**What is asked**. Every line that holds "this" should be shown.

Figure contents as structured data
────────────────────────────────────────
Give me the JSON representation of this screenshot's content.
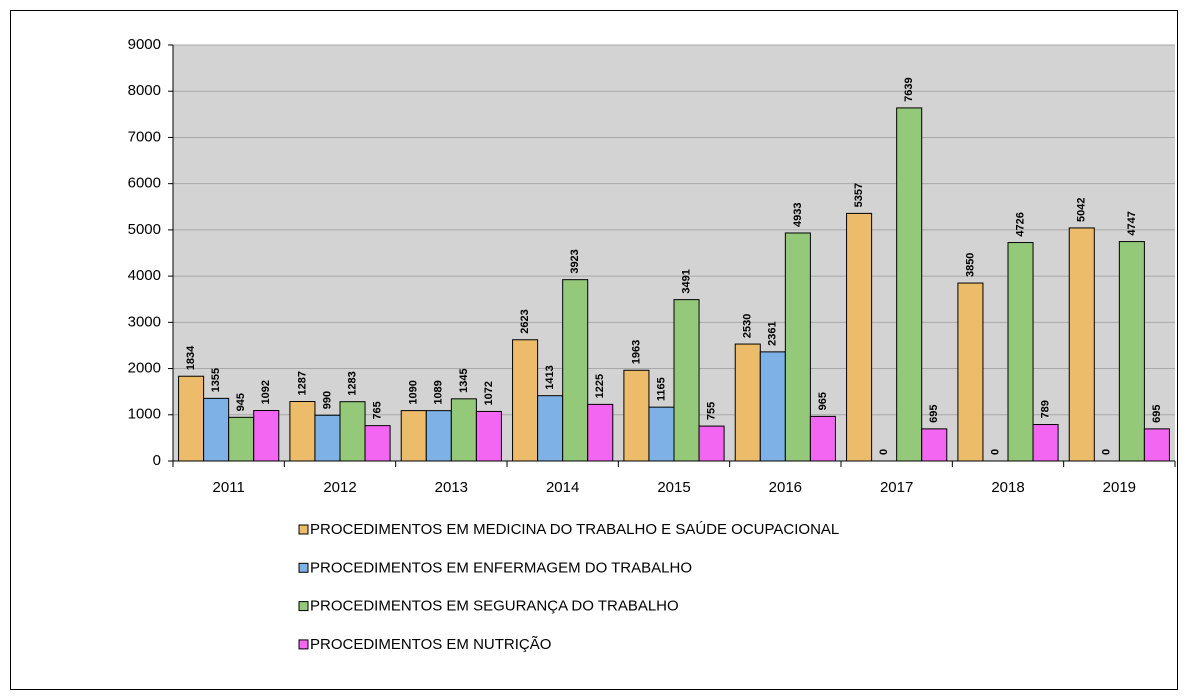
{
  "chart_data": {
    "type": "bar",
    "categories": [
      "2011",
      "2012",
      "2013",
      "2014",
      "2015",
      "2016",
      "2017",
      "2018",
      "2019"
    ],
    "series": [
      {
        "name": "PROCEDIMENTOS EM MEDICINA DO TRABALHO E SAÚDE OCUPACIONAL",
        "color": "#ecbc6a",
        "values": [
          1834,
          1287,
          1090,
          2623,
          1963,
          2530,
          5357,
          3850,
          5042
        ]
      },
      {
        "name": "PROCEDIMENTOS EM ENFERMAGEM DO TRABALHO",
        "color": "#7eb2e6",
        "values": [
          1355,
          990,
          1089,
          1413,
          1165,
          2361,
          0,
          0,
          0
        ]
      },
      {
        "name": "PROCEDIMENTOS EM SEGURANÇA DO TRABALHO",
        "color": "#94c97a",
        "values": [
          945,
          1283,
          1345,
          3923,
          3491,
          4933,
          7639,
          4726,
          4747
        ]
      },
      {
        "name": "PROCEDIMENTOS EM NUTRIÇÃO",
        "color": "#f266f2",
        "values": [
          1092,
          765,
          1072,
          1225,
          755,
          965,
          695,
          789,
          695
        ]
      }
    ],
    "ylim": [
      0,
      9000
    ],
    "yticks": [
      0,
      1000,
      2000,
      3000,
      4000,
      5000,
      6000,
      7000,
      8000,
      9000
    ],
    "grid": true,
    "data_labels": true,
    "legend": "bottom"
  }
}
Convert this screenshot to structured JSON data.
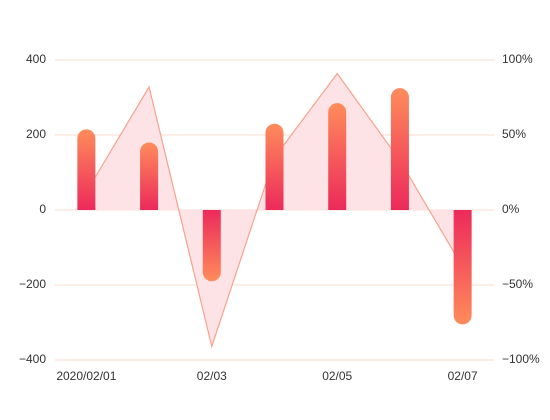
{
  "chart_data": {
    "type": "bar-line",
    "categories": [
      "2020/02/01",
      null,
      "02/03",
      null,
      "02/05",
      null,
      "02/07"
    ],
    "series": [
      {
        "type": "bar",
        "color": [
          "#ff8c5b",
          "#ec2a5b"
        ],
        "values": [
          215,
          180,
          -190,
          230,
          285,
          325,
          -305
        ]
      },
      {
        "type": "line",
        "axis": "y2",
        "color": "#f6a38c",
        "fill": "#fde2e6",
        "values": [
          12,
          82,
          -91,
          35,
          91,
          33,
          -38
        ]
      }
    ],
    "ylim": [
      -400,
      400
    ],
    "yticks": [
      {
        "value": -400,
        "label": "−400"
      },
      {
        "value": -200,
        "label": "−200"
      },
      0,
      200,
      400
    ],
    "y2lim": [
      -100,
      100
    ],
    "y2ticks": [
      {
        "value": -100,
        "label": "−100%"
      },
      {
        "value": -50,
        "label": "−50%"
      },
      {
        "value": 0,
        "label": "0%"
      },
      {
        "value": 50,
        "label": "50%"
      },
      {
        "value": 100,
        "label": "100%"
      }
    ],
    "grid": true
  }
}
────────────────────────────────────────
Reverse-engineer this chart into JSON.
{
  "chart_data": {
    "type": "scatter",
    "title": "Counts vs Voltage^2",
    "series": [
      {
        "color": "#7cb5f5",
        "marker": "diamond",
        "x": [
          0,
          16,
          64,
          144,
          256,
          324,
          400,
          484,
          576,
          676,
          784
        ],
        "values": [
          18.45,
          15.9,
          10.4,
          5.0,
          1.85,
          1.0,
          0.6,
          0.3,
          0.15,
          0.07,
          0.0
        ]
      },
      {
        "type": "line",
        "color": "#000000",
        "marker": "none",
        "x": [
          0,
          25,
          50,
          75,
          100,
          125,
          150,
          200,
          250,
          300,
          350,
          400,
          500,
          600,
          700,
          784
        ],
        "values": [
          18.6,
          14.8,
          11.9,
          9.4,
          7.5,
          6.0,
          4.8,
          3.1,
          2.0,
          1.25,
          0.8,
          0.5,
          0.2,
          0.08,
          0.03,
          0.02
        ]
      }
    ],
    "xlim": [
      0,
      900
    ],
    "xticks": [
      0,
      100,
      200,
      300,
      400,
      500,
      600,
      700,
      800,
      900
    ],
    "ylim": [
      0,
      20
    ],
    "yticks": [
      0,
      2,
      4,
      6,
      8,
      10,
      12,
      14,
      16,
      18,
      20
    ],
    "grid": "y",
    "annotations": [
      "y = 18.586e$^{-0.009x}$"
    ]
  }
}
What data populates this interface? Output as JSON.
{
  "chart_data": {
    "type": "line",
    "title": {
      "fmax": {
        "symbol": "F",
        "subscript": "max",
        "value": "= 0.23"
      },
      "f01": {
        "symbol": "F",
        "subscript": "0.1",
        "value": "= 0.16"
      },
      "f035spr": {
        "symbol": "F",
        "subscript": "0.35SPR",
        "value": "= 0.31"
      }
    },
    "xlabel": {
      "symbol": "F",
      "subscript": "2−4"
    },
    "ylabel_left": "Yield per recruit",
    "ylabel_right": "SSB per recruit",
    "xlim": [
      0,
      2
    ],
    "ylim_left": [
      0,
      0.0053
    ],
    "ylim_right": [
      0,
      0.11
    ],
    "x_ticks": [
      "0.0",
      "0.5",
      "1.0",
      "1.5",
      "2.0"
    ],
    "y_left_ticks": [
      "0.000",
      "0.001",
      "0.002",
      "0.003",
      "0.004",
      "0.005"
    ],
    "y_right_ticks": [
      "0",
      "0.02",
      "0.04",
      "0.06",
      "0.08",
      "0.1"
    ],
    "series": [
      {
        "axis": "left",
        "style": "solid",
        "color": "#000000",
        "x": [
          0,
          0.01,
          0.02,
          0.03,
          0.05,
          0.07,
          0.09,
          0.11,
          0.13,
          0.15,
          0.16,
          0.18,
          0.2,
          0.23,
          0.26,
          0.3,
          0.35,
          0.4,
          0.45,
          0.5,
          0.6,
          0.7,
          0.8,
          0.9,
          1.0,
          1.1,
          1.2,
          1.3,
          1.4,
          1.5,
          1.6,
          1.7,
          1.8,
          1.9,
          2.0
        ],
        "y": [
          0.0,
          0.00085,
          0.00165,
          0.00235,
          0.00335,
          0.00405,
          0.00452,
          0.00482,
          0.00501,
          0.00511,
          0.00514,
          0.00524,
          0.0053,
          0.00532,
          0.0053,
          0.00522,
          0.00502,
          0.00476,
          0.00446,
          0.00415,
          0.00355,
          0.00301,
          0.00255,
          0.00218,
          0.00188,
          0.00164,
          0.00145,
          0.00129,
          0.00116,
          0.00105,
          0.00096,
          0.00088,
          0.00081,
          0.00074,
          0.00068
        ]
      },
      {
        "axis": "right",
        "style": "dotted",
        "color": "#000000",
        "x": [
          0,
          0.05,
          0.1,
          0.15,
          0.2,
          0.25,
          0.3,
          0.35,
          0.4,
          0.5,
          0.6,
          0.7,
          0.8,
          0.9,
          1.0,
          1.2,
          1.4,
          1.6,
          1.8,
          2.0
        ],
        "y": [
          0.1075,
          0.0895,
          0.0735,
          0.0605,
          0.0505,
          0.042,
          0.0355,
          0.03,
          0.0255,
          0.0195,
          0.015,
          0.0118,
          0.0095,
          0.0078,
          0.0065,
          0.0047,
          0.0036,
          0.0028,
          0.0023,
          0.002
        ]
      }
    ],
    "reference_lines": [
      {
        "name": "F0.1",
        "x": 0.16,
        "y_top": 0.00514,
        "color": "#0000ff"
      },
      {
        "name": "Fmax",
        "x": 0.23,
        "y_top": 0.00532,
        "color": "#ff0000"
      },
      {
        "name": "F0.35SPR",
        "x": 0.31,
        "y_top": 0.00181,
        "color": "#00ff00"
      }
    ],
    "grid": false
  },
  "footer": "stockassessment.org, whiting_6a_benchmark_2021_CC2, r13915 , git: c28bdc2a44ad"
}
────────────────────────────────────────
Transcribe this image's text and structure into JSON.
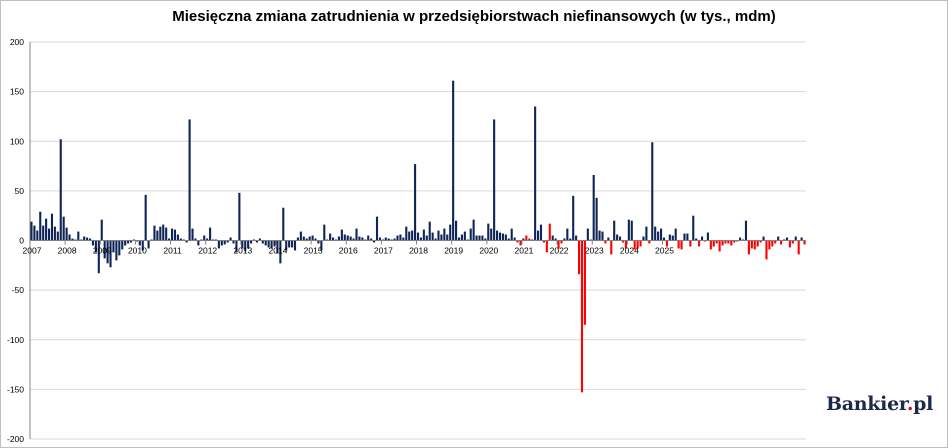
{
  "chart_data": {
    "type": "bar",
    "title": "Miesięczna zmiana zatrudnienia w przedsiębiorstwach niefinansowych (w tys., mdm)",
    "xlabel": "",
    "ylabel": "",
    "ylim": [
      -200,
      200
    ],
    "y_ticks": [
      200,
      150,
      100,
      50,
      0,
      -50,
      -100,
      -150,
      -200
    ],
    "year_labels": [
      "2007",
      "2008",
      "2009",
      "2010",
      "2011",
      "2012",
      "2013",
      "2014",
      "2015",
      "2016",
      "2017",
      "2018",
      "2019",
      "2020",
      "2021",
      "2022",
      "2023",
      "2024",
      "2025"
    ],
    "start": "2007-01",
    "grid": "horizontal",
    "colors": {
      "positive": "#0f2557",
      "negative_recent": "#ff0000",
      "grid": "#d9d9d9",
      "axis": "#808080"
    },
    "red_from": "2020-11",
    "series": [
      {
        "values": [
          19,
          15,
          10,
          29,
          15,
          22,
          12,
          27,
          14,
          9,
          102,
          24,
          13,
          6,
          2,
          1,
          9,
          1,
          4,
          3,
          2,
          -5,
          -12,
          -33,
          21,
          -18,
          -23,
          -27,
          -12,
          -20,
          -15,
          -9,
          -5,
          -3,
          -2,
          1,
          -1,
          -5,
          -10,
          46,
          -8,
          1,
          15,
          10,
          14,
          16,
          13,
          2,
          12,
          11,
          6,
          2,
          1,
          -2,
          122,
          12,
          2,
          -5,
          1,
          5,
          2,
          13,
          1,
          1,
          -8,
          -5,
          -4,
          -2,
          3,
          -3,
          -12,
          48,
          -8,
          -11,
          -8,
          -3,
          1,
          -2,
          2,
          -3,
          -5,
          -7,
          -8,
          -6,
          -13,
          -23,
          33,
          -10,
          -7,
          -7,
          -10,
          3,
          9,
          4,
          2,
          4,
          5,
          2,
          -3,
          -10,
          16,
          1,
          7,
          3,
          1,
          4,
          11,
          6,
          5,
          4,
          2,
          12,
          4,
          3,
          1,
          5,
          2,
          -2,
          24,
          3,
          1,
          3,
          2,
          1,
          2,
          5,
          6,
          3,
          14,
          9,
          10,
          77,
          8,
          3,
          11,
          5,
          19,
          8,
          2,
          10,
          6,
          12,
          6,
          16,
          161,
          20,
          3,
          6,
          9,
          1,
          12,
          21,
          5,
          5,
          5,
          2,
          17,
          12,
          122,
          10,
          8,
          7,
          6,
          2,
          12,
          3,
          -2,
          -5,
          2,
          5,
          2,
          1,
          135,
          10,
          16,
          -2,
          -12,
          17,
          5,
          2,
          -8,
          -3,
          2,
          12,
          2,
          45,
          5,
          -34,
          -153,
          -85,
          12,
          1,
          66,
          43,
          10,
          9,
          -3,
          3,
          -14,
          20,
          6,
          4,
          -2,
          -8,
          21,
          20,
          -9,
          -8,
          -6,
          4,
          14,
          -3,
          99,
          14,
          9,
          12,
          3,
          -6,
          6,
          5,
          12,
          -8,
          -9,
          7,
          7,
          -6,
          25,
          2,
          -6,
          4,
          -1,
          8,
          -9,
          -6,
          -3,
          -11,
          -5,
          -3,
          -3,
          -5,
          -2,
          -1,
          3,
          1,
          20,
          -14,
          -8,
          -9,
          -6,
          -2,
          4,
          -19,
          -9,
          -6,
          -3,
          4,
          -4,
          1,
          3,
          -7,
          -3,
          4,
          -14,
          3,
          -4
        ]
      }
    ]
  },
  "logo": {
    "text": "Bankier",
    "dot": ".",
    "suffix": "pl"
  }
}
────────────────────────────────────────
**Solution to the exercise**.
Give me the JSON representation of this screenshot's content.
Convert this screenshot to structured JSON data.
Reverse-engineer this chart into JSON.
What data populates this interface? Output as JSON.
Transcribe this image's text and structure into JSON.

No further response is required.